Dataset rows
┄┄┄┄┄┄
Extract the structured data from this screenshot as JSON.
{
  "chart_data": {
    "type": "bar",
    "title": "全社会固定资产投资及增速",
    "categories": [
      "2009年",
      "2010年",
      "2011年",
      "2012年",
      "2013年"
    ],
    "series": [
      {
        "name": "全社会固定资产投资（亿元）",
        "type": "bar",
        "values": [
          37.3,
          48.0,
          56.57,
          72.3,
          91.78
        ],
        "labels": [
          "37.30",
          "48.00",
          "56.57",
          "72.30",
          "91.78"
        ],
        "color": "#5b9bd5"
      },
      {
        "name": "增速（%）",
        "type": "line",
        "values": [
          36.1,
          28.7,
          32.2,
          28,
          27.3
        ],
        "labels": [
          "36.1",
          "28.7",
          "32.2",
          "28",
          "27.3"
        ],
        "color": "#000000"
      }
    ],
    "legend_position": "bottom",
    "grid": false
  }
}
┄┄┄┄┄┄
# EXERCISE DIRECTIONS
Copy out the data shown above without altering anything.

# OUTPUT FOR THIS TASK
Extract the structured data from this screenshot as JSON.
{
  "chart_data": {
    "type": "bar",
    "title": "全社会固定资产投资及增速",
    "categories": [
      "2009年",
      "2010年",
      "2011年",
      "2012年",
      "2013年"
    ],
    "series": [
      {
        "name": "全社会固定资产投资（亿元）",
        "type": "bar",
        "values": [
          37.3,
          48.0,
          56.57,
          72.3,
          91.78
        ],
        "labels": [
          "37.30",
          "48.00",
          "56.57",
          "72.30",
          "91.78"
        ],
        "color": "#5b9bd5"
      },
      {
        "name": "增速（%）",
        "type": "line",
        "values": [
          36.1,
          28.7,
          32.2,
          28,
          27.3
        ],
        "labels": [
          "36.1",
          "28.7",
          "32.2",
          "28",
          "27.3"
        ],
        "color": "#000000"
      }
    ],
    "legend_position": "bottom",
    "grid": false
  }
}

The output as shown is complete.